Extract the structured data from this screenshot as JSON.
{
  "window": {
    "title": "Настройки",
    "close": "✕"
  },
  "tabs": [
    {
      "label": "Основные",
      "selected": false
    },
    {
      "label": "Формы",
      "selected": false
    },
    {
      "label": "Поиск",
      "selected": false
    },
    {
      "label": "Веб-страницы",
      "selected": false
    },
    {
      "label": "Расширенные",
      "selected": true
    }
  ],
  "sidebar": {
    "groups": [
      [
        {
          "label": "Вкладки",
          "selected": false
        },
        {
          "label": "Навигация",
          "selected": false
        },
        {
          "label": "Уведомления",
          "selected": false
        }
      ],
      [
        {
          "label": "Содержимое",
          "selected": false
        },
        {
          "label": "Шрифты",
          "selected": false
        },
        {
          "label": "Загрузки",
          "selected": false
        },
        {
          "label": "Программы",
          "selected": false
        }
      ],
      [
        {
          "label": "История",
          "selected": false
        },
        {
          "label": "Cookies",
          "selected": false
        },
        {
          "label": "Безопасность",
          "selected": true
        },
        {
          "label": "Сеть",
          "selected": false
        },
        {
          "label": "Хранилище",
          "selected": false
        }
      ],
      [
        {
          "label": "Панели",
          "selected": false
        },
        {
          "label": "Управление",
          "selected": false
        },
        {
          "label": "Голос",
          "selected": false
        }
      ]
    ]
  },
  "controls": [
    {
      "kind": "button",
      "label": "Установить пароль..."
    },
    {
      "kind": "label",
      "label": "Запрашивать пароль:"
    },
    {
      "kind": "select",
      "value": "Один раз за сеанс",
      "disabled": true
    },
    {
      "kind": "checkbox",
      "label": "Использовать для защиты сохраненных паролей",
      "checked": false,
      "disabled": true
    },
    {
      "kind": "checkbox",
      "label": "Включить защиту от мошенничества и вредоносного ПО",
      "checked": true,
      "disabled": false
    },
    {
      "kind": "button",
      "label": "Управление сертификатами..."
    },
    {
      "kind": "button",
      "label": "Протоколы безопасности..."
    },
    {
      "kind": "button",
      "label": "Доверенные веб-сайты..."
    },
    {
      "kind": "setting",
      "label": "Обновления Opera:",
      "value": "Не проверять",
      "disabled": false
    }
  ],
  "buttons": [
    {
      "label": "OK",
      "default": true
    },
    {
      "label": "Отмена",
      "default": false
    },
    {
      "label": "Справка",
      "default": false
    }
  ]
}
+++
→ **JOB**:
Reproduce the entire listing word for word.

→ **RESULT**:
Extract the structured data from this screenshot as JSON.
{
  "window": {
    "title": "Настройки",
    "close": "✕"
  },
  "tabs": [
    {
      "label": "Основные",
      "selected": false
    },
    {
      "label": "Формы",
      "selected": false
    },
    {
      "label": "Поиск",
      "selected": false
    },
    {
      "label": "Веб-страницы",
      "selected": false
    },
    {
      "label": "Расширенные",
      "selected": true
    }
  ],
  "sidebar": {
    "groups": [
      [
        {
          "label": "Вкладки",
          "selected": false
        },
        {
          "label": "Навигация",
          "selected": false
        },
        {
          "label": "Уведомления",
          "selected": false
        }
      ],
      [
        {
          "label": "Содержимое",
          "selected": false
        },
        {
          "label": "Шрифты",
          "selected": false
        },
        {
          "label": "Загрузки",
          "selected": false
        },
        {
          "label": "Программы",
          "selected": false
        }
      ],
      [
        {
          "label": "История",
          "selected": false
        },
        {
          "label": "Cookies",
          "selected": false
        },
        {
          "label": "Безопасность",
          "selected": true
        },
        {
          "label": "Сеть",
          "selected": false
        },
        {
          "label": "Хранилище",
          "selected": false
        }
      ],
      [
        {
          "label": "Панели",
          "selected": false
        },
        {
          "label": "Управление",
          "selected": false
        },
        {
          "label": "Голос",
          "selected": false
        }
      ]
    ]
  },
  "controls": [
    {
      "kind": "button",
      "label": "Установить пароль..."
    },
    {
      "kind": "label",
      "label": "Запрашивать пароль:"
    },
    {
      "kind": "select",
      "value": "Один раз за сеанс",
      "disabled": true
    },
    {
      "kind": "checkbox",
      "label": "Использовать для защиты сохраненных паролей",
      "checked": false,
      "disabled": true
    },
    {
      "kind": "checkbox",
      "label": "Включить защиту от мошенничества и вредоносного ПО",
      "checked": true,
      "disabled": false
    },
    {
      "kind": "button",
      "label": "Управление сертификатами..."
    },
    {
      "kind": "button",
      "label": "Протоколы безопасности..."
    },
    {
      "kind": "button",
      "label": "Доверенные веб-сайты..."
    },
    {
      "kind": "setting",
      "label": "Обновления Opera:",
      "value": "Не проверять",
      "disabled": false
    }
  ],
  "buttons": [
    {
      "label": "OK",
      "default": true
    },
    {
      "label": "Отмена",
      "default": false
    },
    {
      "label": "Справка",
      "default": false
    }
  ]
}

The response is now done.